[BEGIN Material for this exercise]

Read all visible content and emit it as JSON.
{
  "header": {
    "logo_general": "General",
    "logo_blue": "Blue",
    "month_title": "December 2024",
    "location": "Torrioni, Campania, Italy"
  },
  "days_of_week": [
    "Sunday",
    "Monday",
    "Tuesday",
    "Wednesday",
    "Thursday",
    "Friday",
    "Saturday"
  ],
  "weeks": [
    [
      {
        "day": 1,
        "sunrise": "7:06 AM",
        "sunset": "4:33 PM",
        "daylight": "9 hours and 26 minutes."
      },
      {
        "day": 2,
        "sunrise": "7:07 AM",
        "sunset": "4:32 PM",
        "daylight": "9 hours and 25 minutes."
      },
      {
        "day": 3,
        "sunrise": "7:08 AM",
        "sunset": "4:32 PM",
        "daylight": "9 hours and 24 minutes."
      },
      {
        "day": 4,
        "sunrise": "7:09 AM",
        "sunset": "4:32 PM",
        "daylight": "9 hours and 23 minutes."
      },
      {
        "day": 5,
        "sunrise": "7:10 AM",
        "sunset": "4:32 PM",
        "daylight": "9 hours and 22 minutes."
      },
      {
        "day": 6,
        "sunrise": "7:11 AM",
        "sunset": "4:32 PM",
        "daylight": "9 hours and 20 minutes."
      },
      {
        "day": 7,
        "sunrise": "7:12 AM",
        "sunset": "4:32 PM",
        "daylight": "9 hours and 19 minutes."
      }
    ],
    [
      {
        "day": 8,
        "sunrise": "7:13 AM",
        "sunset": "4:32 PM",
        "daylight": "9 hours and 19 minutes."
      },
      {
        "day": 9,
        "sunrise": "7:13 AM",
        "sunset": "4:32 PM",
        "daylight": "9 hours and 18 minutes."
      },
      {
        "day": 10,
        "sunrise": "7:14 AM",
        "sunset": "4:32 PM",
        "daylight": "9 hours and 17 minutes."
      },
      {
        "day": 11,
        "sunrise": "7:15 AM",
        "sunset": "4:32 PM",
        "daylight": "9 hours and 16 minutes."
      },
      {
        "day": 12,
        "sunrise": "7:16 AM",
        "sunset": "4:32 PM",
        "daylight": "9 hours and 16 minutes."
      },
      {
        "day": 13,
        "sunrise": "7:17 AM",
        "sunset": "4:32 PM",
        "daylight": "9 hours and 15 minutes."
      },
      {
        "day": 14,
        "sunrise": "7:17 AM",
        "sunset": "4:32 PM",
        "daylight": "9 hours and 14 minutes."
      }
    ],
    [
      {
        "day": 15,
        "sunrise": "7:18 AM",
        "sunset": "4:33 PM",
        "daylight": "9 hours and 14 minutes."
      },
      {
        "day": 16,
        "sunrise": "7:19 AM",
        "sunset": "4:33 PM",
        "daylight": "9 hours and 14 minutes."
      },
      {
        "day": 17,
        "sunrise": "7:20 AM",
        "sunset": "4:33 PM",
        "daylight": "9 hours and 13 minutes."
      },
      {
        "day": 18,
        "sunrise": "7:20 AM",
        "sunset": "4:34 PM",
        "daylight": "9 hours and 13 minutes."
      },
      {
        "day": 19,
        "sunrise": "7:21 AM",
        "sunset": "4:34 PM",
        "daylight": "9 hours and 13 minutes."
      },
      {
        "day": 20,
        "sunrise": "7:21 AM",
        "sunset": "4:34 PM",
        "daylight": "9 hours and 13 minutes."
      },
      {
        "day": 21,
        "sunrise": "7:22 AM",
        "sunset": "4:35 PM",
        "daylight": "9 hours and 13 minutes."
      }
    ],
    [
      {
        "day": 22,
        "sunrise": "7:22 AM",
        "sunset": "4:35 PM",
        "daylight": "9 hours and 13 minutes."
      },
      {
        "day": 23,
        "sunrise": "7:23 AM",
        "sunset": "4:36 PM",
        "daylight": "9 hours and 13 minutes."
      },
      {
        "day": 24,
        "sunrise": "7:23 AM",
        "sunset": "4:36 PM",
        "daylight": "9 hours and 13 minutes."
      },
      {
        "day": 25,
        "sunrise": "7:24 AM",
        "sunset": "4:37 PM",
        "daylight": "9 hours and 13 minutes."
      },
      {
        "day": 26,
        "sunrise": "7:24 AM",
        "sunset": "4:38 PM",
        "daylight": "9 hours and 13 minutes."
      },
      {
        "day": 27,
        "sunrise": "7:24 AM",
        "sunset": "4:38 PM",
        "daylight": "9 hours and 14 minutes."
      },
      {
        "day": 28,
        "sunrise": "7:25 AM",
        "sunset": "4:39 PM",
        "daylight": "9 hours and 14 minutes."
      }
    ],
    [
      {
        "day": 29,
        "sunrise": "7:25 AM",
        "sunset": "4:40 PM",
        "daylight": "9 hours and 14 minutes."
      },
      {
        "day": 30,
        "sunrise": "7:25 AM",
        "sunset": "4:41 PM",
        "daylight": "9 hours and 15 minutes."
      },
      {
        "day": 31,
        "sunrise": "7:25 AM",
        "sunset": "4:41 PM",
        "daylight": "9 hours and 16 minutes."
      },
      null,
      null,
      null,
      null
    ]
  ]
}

[END Material for this exercise]

= Goal =
Write out every entry word for word.

= Output for this task =
Read all visible content and emit it as JSON.
{
  "header": {
    "logo_general": "General",
    "logo_blue": "Blue",
    "month_title": "December 2024",
    "location": "Torrioni, Campania, Italy"
  },
  "days_of_week": [
    "Sunday",
    "Monday",
    "Tuesday",
    "Wednesday",
    "Thursday",
    "Friday",
    "Saturday"
  ],
  "weeks": [
    [
      {
        "day": 1,
        "sunrise": "7:06 AM",
        "sunset": "4:33 PM",
        "daylight": "9 hours and 26 minutes."
      },
      {
        "day": 2,
        "sunrise": "7:07 AM",
        "sunset": "4:32 PM",
        "daylight": "9 hours and 25 minutes."
      },
      {
        "day": 3,
        "sunrise": "7:08 AM",
        "sunset": "4:32 PM",
        "daylight": "9 hours and 24 minutes."
      },
      {
        "day": 4,
        "sunrise": "7:09 AM",
        "sunset": "4:32 PM",
        "daylight": "9 hours and 23 minutes."
      },
      {
        "day": 5,
        "sunrise": "7:10 AM",
        "sunset": "4:32 PM",
        "daylight": "9 hours and 22 minutes."
      },
      {
        "day": 6,
        "sunrise": "7:11 AM",
        "sunset": "4:32 PM",
        "daylight": "9 hours and 20 minutes."
      },
      {
        "day": 7,
        "sunrise": "7:12 AM",
        "sunset": "4:32 PM",
        "daylight": "9 hours and 19 minutes."
      }
    ],
    [
      {
        "day": 8,
        "sunrise": "7:13 AM",
        "sunset": "4:32 PM",
        "daylight": "9 hours and 19 minutes."
      },
      {
        "day": 9,
        "sunrise": "7:13 AM",
        "sunset": "4:32 PM",
        "daylight": "9 hours and 18 minutes."
      },
      {
        "day": 10,
        "sunrise": "7:14 AM",
        "sunset": "4:32 PM",
        "daylight": "9 hours and 17 minutes."
      },
      {
        "day": 11,
        "sunrise": "7:15 AM",
        "sunset": "4:32 PM",
        "daylight": "9 hours and 16 minutes."
      },
      {
        "day": 12,
        "sunrise": "7:16 AM",
        "sunset": "4:32 PM",
        "daylight": "9 hours and 16 minutes."
      },
      {
        "day": 13,
        "sunrise": "7:17 AM",
        "sunset": "4:32 PM",
        "daylight": "9 hours and 15 minutes."
      },
      {
        "day": 14,
        "sunrise": "7:17 AM",
        "sunset": "4:32 PM",
        "daylight": "9 hours and 14 minutes."
      }
    ],
    [
      {
        "day": 15,
        "sunrise": "7:18 AM",
        "sunset": "4:33 PM",
        "daylight": "9 hours and 14 minutes."
      },
      {
        "day": 16,
        "sunrise": "7:19 AM",
        "sunset": "4:33 PM",
        "daylight": "9 hours and 14 minutes."
      },
      {
        "day": 17,
        "sunrise": "7:20 AM",
        "sunset": "4:33 PM",
        "daylight": "9 hours and 13 minutes."
      },
      {
        "day": 18,
        "sunrise": "7:20 AM",
        "sunset": "4:34 PM",
        "daylight": "9 hours and 13 minutes."
      },
      {
        "day": 19,
        "sunrise": "7:21 AM",
        "sunset": "4:34 PM",
        "daylight": "9 hours and 13 minutes."
      },
      {
        "day": 20,
        "sunrise": "7:21 AM",
        "sunset": "4:34 PM",
        "daylight": "9 hours and 13 minutes."
      },
      {
        "day": 21,
        "sunrise": "7:22 AM",
        "sunset": "4:35 PM",
        "daylight": "9 hours and 13 minutes."
      }
    ],
    [
      {
        "day": 22,
        "sunrise": "7:22 AM",
        "sunset": "4:35 PM",
        "daylight": "9 hours and 13 minutes."
      },
      {
        "day": 23,
        "sunrise": "7:23 AM",
        "sunset": "4:36 PM",
        "daylight": "9 hours and 13 minutes."
      },
      {
        "day": 24,
        "sunrise": "7:23 AM",
        "sunset": "4:36 PM",
        "daylight": "9 hours and 13 minutes."
      },
      {
        "day": 25,
        "sunrise": "7:24 AM",
        "sunset": "4:37 PM",
        "daylight": "9 hours and 13 minutes."
      },
      {
        "day": 26,
        "sunrise": "7:24 AM",
        "sunset": "4:38 PM",
        "daylight": "9 hours and 13 minutes."
      },
      {
        "day": 27,
        "sunrise": "7:24 AM",
        "sunset": "4:38 PM",
        "daylight": "9 hours and 14 minutes."
      },
      {
        "day": 28,
        "sunrise": "7:25 AM",
        "sunset": "4:39 PM",
        "daylight": "9 hours and 14 minutes."
      }
    ],
    [
      {
        "day": 29,
        "sunrise": "7:25 AM",
        "sunset": "4:40 PM",
        "daylight": "9 hours and 14 minutes."
      },
      {
        "day": 30,
        "sunrise": "7:25 AM",
        "sunset": "4:41 PM",
        "daylight": "9 hours and 15 minutes."
      },
      {
        "day": 31,
        "sunrise": "7:25 AM",
        "sunset": "4:41 PM",
        "daylight": "9 hours and 16 minutes."
      },
      null,
      null,
      null,
      null
    ]
  ]
}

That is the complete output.